* [SET EXERCISE]
All of the lines below are to be transcribed faithfully, with pictures excluded from the copy.

* [Saved entries]
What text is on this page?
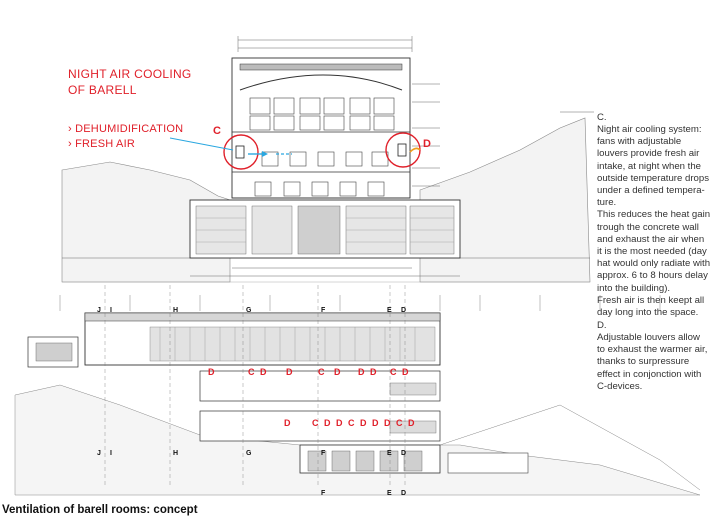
NIGHT AIR COOLING
OF BARELL
› DEHUMIDIFICATION
› FRESH AIR
C
D
C.
Night air cooling system:
fans with adjustable
louvers provide fresh air
intake, at night when the
outside temperature drops
under a defined tempera-
ture.
This reduces the heat gain
trough the concrete wall
and exhaust the air when
it is the most needed (day
hat would only radiate with
approx. 6 to 8 hours delay
into the building).
Fresh air is then keept all
day long into the space.
D.
Adjustable louvers allow
to exhaust the warmer air,
thanks to surpressure
effect in conjonction with
C-devices.
J I	H	G	F	E D
J I	H	G	F	E D
F	E D
D	C D D	C D D D C D
D C D D C D D D C D
Ventilation of barell rooms: concept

* [FULL SOLUTION]
What text is on this page?
NIGHT AIR COOLING
OF BARELL
› DEHUMIDIFICATION
› FRESH AIR
C
D
C.
Night air cooling system:
fans with adjustable
louvers provide fresh air
intake, at night when the
outside temperature drops
under a defined tempera-
ture.
This reduces the heat gain
trough the concrete wall
and exhaust the air when
it is the most needed (day
hat would only radiate with
approx. 6 to 8 hours delay
into the building).
Fresh air is then keept all
day long into the space.
D.
Adjustable louvers allow
to exhaust the warmer air,
thanks to surpressure
effect in conjonction with
C-devices.
J I	H	G	F	E D
J I	H	G	F	E D
F	E D
D	C D D	C D D D C D
D C D D C D D D C D
Ventilation of barell rooms: concept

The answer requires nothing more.